(Stored entries)

----

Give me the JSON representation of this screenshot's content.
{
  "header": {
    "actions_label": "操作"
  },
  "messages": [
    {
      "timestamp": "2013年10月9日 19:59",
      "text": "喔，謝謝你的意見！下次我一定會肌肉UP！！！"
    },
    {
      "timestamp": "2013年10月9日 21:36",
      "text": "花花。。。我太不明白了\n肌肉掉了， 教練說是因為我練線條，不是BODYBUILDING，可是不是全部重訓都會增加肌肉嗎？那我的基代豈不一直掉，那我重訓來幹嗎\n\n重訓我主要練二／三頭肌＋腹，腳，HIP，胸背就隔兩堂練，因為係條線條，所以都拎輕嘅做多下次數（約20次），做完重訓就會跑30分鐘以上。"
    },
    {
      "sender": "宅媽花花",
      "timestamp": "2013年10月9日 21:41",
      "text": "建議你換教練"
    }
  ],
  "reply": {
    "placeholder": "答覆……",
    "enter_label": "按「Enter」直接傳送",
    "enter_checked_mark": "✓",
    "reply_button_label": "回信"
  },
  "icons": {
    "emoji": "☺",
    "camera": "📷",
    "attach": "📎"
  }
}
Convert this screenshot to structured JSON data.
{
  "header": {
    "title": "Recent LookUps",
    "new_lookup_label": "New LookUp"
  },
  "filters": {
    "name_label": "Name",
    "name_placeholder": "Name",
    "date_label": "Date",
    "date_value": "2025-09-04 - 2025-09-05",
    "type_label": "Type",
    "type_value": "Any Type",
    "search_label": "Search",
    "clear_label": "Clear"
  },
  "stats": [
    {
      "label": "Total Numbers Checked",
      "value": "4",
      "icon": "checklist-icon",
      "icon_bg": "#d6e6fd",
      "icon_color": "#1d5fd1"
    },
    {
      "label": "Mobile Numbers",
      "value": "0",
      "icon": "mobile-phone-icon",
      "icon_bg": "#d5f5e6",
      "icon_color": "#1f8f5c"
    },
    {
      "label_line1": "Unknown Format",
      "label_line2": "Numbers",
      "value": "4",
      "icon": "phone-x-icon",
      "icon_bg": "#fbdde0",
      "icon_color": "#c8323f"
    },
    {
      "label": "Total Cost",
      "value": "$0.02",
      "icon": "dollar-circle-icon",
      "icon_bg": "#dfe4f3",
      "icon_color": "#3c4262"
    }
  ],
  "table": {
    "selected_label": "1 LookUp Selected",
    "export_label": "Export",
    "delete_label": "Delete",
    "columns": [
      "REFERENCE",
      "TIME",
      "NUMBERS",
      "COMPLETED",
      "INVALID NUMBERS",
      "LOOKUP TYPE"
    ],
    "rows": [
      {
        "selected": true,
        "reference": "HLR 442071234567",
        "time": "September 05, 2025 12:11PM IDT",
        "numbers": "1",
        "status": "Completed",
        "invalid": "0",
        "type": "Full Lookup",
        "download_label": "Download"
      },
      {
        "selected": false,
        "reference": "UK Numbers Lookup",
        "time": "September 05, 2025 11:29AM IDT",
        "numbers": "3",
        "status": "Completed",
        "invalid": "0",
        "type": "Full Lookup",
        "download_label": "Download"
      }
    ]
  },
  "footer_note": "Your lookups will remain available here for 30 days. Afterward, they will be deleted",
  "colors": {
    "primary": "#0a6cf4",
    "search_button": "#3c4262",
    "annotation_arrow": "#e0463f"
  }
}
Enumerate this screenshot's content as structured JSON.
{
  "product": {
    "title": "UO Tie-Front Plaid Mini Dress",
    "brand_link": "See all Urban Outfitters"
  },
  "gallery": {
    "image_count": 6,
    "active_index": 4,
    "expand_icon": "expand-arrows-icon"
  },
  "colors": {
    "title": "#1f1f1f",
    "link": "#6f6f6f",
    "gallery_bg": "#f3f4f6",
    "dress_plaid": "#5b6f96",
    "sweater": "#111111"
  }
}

----

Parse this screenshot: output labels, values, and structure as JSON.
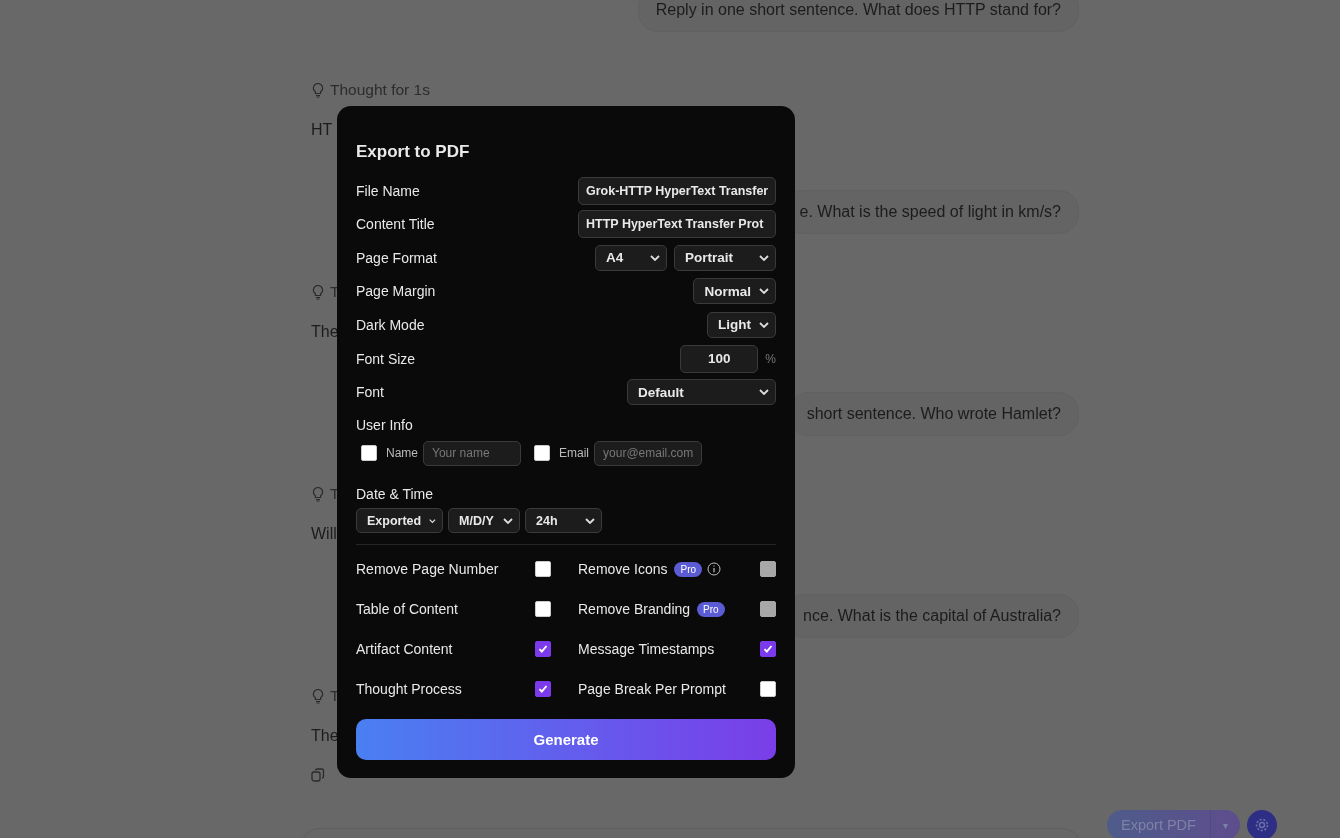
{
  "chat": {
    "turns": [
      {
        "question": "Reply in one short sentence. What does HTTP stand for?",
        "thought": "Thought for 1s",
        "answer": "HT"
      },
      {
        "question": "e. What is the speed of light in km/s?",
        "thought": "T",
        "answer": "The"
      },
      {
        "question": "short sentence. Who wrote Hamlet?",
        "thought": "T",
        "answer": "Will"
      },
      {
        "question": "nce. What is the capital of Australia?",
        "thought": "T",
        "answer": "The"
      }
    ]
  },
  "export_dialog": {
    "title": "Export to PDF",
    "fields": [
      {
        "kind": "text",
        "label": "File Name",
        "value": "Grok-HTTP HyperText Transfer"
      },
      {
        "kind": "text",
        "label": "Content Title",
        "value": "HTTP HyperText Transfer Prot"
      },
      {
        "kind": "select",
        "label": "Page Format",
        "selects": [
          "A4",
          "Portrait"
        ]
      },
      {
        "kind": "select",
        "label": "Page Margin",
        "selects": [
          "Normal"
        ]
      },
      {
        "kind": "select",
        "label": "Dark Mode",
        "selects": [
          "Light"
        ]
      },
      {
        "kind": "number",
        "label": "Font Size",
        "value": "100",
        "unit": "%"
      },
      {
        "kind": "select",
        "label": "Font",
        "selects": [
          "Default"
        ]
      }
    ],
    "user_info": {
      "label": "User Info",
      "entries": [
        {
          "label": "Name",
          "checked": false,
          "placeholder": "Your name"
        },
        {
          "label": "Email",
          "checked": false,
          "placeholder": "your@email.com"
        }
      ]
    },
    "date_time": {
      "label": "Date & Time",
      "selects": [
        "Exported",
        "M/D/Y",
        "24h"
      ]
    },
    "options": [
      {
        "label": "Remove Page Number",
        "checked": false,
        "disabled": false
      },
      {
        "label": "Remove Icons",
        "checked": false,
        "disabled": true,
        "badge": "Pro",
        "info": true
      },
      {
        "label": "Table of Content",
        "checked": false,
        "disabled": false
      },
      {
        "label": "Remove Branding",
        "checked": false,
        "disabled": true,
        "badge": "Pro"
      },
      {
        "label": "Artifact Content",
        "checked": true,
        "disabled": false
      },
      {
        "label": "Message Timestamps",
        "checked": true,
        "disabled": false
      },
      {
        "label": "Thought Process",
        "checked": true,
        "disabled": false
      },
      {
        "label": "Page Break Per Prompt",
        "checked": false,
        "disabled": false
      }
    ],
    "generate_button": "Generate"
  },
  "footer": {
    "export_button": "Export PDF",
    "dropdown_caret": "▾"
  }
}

----

Aim of the task :: Only lines holding the string "What" are wanted; gather each one from the entries above.

Output below ::
        "question": "Reply in one short sentence. What does HTTP stand for?",
        "question": "e. What is the speed of light in km/s?",
        "question": "nce. What is the capital of Australia?",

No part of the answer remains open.